Return each line of the data below that contains the string "resources". Case counts.

===== RECORD EXTRACTS =====

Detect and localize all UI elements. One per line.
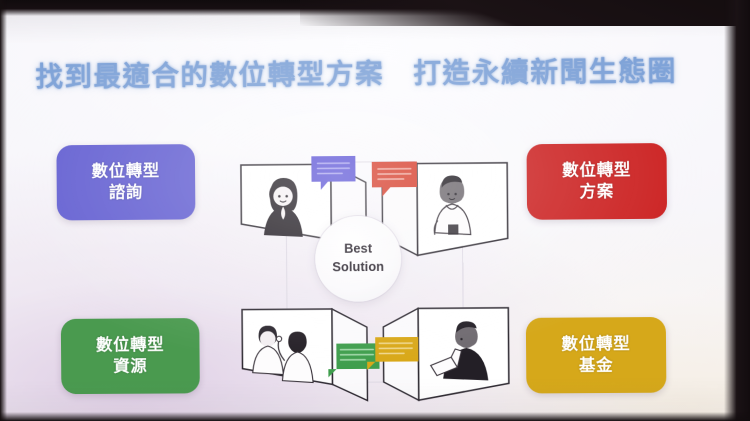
card-solution[interactable]: 數位轉型 方案 [527,143,668,220]
card-consulting[interactable]: 數位轉型 諮詢 [56,144,195,220]
projection-screen: 找到最適合的數位轉型方案 打造永續新聞生態圈 [0,0,749,421]
slide-title: 找到最適合的數位轉型方案 打造永續新聞生態圈 [35,48,711,94]
card-consulting-line1: 數位轉型 [92,161,160,183]
card-fund-line2: 基金 [579,355,614,377]
projected-slide-photo: 找到最適合的數位轉型方案 打造永續新聞生態圈 [0,0,750,421]
panel-bottom-right [367,308,509,401]
slide-content: 找到最適合的數位轉型方案 打造永續新聞生態圈 [0,0,749,421]
card-solution-line1: 數位轉型 [562,160,631,182]
card-solution-line2: 方案 [580,181,615,203]
card-resources[interactable]: 數位轉型 資源 [61,318,200,394]
card-resources-line1: 數位轉型 [96,334,164,356]
center-label-line2: Solution [332,259,384,277]
card-fund-line1: 數位轉型 [561,333,630,355]
center-label-line1: Best [344,241,372,259]
card-consulting-line2: 諮詢 [109,182,143,204]
card-resources-line2: 資源 [113,356,147,378]
card-fund[interactable]: 數位轉型 基金 [526,317,667,394]
best-solution-circle: Best Solution [315,216,402,302]
panel-bottom-left [242,309,380,402]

=====

● **RESPONSE TO THE TASK**
card-resources[interactable]: 數位轉型 資源 [61,318,200,394]
card-resources-line1: 數位轉型 [96,334,164,356]
card-resources-line2: 資源 [113,356,147,378]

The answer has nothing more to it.